Soldiers on Stage
First of all, who knew that there were theatre companies on US Army bases? Who knew they had annual one-act play and full-length play competitions? Who knew that working as a mentor to the directors of those plays existed as a job?
My supervisor, Jim Sohre, recently retired as Chief, Entertainment (Music and Theatre) Program, U.S. Army Europe, created the Mentoring Program in 1995: “I started the concept when we got actor, director (and personality!) Charles Nelson Reilly here to judge our Army Europe One Act Play Festival in Heidelberg. He not only critiqued, he got right up on stage and re-worked scenes with the groups. So it was more a working Masters Class.”
I began working as a Mentor Director for the same Festival. This involved traveling from base-to-base throughout Germany, The Netherlands, Belgium, Turkey and Northern Italy. There are about 20 bases that participate in the annual competition; I visited 14 of them. As Jim explains, “Well, first, by bringing in mentors/judges from the US we are able to get top notch industry professionals who can provide contemporary input and training that is not available here in the English language.”
Each base I visited has a theatre company that regularly presents plays and musicals for the residents of the base. These companies include not only soldiers, but their families, other military personnel, non-military base workers, etc. Since the funding for the theatre companies and their facilities is at the discretion of the base commander, they operate under wildly different conditions. In Stuttgart, you have an entire performing arts complex with theatres, rehearsal spaces, everything state-of-the-art; in Grafenwoehr, plays are presented in a corner of a former basketball court using only clip lights and a boom box for tech. Still, it is remarkable what they are able to produce.
Each afternoon, I would arrive at a base and get settled in Army housing. In the evening, I attended rehearsals of the play that group was planning to present during the Competition coming up in a few weeks in Heidelberg. It is there that representatives from all of the bases come together to share their work and compete for prizes. As an Adjudicator of the Competition, I would see about 20 different productions over 2 days. The collegiality of the “competitors” was inspiring; they cheered for each other’s productions.

■ Problems:
A: Decide whether each statement agrees with the account of Army theatre companies. Answer yes or no for each, and quote the words from the account that decide it.
(i) The Mentoring Program was created in 1995.
(ii) The writer visited every base that takes part in the annual competition.
(iii) In Grafenwoehr, plays are staged in a state-of-the-art performing arts complex.
B: Convert the stretch of the records from the line containing "Patent image size: (893, 710)." through the end of the records into a numbered list, leaving out blank lines.
The records that come next are unrelated to the account of Army theatre companies.

■ Entries supplied:

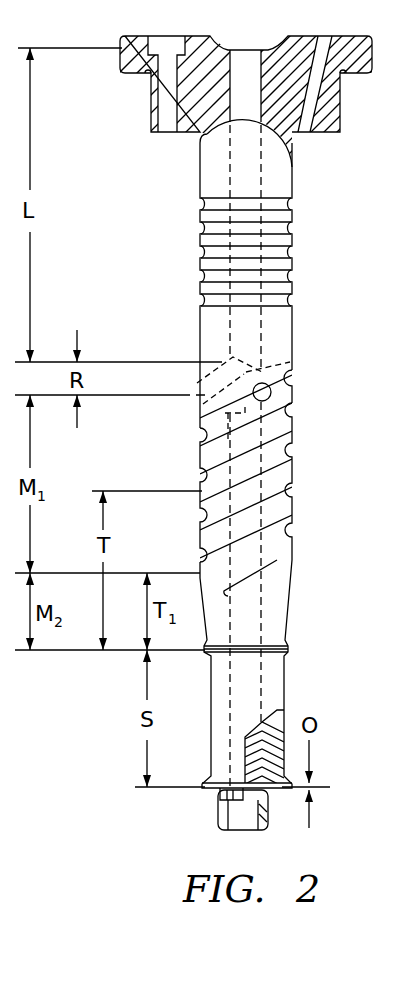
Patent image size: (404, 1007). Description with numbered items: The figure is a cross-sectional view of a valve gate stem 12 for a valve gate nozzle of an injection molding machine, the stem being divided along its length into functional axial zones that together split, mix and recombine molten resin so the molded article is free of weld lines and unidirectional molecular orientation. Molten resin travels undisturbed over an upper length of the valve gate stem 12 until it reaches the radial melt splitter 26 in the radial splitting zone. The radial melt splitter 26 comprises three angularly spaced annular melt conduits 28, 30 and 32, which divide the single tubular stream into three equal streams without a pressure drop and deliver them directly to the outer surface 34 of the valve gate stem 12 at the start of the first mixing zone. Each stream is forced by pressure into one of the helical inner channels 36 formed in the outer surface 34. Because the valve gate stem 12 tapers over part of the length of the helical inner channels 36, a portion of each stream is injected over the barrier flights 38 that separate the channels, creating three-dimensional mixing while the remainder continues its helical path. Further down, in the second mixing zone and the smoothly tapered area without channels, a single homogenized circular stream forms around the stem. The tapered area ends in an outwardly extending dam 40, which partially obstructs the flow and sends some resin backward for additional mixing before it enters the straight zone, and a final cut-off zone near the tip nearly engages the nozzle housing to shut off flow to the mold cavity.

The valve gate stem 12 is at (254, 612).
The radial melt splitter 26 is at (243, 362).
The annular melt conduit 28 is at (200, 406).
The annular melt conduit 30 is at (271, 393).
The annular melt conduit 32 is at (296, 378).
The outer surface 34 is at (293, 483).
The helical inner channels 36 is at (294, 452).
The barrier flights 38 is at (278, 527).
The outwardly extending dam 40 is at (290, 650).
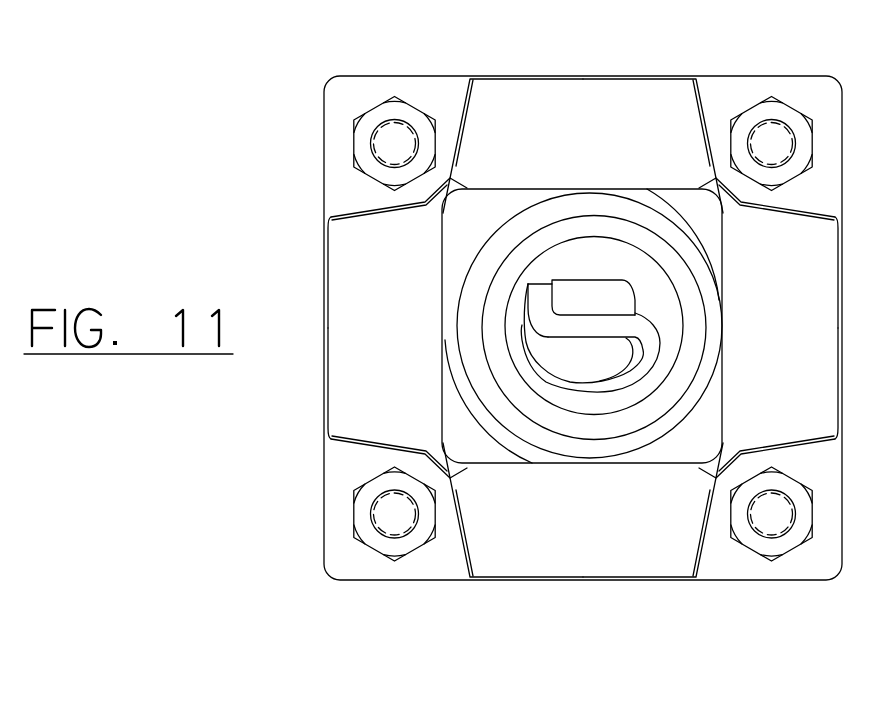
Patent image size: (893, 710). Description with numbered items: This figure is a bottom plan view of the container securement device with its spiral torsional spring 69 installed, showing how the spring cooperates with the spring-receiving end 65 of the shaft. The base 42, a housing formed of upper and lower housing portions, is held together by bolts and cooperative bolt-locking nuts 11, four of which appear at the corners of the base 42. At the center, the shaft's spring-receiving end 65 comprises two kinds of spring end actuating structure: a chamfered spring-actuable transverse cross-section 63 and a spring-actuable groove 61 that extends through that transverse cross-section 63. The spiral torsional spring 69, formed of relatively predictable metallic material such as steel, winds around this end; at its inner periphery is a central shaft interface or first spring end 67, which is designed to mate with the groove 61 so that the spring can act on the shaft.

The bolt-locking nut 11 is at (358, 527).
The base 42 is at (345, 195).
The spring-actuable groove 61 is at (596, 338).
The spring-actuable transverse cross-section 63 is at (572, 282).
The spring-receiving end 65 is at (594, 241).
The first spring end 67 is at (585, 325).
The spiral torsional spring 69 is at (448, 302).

■ Answers for this exercise:
A:
(i) Yes: "created the Mentoring Program in 1995"
(ii) No: "There are about 20 bases that participate in the annual competition; I visited 14 of them."
(iii) No: "in Grafenwoehr, plays are presented in a corner of a former basketball court using only clip lights and a boom box for tech."

B:
1. Patent image size: (893, 710). Description with numbered items: This figure is a bottom plan view of the container securement device with its spiral torsional spring 69 installed, showing how the spring cooperates with the spring-receiving end 65 of the shaft. The base 42, a housing formed of upper and lower housing portions, is held together by bolts and cooperative bolt-locking nuts 11, four of which appear at the corners of the base 42. At the center, the shaft's spring-receiving end 65 comprises two kinds of spring end actuating structure: a chamfered spring-actuable transverse cross-section 63 and a spring-actuable groove 61 that extends through that transverse cross-section 63. The spiral torsional spring 69, formed of relatively predictable metallic material such as steel, winds around this end; at its inner periphery is a central shaft interface or first spring end 67, which is designed to mate with the groove 61 so that the spring can act on the shaft.
2. The bolt-locking nut 11 is at (358, 527).
3. The base 42 is at (345, 195).
4. The spring-actuable groove 61 is at (596, 338).
5. The spring-actuable transverse cross-section 63 is at (572, 282).
6. The spring-receiving end 65 is at (594, 241).
7. The first spring end 67 is at (585, 325).
8. The spiral torsional spring 69 is at (448, 302).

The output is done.